Exercise aim ▸ Lines that hold the word "section" should be located and copied.
══ Record excerpts ══
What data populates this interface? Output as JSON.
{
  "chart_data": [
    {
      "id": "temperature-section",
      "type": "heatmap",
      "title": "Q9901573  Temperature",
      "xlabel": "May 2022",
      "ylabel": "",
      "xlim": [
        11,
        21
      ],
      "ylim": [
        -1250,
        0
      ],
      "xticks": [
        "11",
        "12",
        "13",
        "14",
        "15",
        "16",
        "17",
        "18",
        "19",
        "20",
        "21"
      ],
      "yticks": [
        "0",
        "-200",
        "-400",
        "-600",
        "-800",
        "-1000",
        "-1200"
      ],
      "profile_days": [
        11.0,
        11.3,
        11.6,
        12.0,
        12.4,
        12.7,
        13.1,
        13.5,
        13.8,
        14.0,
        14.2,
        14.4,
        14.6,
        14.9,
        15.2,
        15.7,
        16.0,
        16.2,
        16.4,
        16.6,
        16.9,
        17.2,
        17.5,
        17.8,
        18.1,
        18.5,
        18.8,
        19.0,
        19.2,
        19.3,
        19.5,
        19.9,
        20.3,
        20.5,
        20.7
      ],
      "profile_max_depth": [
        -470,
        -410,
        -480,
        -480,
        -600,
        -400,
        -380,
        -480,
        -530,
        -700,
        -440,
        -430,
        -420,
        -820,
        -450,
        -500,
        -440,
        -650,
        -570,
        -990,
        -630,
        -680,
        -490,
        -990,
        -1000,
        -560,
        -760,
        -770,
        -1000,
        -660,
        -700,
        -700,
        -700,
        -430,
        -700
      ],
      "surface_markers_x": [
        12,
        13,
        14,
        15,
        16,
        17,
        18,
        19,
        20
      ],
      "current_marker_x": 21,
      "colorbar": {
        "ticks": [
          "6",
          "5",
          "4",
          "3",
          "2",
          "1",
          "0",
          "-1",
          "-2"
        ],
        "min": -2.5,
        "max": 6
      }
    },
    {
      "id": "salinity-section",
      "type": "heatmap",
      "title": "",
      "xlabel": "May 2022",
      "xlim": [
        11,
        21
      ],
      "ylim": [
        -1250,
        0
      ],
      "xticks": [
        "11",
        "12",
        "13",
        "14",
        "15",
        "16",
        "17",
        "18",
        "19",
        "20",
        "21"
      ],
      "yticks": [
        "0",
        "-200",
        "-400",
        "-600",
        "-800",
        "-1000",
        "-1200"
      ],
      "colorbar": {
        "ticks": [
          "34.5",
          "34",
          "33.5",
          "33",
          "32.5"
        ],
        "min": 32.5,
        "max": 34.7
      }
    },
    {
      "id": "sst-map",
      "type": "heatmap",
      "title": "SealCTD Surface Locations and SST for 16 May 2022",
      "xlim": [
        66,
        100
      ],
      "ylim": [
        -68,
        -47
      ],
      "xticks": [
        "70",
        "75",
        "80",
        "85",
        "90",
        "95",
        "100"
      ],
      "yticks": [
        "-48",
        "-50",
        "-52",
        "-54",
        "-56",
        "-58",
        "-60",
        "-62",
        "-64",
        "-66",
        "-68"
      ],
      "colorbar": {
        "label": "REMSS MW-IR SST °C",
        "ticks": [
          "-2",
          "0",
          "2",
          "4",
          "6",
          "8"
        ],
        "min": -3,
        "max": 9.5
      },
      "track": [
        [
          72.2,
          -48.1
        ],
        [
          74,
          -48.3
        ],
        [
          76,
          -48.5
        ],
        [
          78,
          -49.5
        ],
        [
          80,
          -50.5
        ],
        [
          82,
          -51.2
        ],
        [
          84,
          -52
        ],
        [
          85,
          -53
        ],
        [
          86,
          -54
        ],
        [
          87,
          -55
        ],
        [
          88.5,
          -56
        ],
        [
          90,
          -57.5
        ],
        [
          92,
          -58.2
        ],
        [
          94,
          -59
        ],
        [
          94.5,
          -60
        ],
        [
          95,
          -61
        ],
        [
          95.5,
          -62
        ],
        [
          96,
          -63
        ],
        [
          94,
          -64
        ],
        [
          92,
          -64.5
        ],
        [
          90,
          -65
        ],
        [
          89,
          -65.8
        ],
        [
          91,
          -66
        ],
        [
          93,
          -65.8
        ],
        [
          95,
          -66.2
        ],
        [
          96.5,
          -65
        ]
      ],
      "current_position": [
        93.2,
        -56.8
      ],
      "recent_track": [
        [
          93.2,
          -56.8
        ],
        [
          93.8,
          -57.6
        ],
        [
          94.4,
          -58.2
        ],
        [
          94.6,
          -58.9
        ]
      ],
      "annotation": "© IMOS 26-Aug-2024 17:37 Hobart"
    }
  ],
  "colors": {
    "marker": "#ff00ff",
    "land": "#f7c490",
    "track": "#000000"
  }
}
═══
Solution ▸
      "id": "temperature-section",
      "id": "salinity-section",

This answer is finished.